====== RECORDS FOR THIS EXERCISE
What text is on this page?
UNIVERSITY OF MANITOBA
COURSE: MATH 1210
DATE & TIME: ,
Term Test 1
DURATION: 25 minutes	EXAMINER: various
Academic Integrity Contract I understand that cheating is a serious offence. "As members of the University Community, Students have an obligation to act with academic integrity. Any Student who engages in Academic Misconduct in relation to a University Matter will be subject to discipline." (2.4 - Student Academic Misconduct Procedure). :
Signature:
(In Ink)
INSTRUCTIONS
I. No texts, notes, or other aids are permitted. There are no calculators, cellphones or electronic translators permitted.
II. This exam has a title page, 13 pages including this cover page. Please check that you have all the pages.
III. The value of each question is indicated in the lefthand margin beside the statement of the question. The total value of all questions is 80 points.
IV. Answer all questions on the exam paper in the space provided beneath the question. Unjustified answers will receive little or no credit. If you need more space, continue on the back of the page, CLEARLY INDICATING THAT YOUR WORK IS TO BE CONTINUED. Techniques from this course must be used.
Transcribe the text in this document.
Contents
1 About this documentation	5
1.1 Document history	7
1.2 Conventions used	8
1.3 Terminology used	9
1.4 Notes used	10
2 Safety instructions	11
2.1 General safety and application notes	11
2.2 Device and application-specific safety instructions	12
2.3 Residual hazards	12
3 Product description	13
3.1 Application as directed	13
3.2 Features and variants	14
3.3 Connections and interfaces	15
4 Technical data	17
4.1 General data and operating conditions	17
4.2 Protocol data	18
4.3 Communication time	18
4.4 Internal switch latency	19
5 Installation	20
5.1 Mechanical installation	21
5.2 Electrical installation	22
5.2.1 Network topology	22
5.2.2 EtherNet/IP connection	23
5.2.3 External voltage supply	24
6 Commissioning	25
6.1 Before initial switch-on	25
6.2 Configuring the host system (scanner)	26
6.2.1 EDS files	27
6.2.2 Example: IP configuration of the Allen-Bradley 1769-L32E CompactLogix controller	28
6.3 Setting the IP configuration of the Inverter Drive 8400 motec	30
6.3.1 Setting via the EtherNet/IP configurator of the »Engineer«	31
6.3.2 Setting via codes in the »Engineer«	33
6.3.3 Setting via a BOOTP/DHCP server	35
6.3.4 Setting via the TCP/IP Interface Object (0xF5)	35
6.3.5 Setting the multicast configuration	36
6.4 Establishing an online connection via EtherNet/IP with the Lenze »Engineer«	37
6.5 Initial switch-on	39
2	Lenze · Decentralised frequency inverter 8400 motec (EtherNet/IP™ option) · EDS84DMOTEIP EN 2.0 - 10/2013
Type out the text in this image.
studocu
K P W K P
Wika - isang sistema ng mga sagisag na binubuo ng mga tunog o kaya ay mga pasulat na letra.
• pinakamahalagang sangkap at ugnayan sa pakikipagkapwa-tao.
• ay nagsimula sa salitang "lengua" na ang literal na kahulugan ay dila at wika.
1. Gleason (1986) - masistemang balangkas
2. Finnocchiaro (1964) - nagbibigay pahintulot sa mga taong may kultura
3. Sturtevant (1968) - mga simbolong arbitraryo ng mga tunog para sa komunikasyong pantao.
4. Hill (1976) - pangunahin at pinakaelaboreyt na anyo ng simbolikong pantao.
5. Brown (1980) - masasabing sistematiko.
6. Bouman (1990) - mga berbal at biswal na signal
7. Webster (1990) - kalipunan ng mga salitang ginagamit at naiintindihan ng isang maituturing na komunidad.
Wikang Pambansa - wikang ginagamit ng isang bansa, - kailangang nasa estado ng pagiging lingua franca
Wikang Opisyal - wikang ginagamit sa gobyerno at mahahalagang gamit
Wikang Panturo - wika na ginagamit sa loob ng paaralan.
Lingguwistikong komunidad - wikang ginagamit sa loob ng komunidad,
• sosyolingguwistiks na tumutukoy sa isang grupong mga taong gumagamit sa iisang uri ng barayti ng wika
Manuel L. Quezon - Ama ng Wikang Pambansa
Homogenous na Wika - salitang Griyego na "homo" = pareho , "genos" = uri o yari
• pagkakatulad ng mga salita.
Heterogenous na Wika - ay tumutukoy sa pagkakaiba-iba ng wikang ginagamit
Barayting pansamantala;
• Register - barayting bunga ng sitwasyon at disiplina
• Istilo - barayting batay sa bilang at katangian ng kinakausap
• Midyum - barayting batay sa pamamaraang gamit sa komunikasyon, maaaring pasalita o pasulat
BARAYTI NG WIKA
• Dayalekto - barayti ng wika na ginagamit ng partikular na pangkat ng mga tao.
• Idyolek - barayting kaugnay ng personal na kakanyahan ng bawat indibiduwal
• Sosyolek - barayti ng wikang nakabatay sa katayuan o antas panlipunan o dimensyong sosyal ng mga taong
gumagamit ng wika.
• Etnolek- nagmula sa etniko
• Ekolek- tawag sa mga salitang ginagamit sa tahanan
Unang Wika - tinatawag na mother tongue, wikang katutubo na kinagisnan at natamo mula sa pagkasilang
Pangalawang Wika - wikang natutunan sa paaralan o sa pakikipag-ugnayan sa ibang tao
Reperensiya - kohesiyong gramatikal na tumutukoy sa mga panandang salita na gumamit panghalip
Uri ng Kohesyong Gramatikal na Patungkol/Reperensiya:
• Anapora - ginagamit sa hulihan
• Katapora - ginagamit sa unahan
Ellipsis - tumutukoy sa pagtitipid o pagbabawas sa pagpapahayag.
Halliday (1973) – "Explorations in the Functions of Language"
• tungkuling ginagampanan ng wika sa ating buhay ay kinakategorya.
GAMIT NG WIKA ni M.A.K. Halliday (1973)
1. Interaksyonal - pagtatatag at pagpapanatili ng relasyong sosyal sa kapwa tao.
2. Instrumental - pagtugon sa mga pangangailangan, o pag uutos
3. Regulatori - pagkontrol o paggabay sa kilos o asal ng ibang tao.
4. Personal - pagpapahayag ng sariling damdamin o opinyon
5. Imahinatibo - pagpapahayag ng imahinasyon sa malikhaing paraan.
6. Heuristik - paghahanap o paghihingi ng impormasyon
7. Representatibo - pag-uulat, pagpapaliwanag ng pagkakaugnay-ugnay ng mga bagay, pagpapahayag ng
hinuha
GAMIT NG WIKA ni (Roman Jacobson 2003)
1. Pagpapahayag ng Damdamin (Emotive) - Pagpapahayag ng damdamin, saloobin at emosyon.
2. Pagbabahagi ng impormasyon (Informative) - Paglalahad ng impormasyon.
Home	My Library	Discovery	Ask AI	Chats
============
Check each line of the data above for the word "pantao", then state how many lines have it. Give the number alone.

2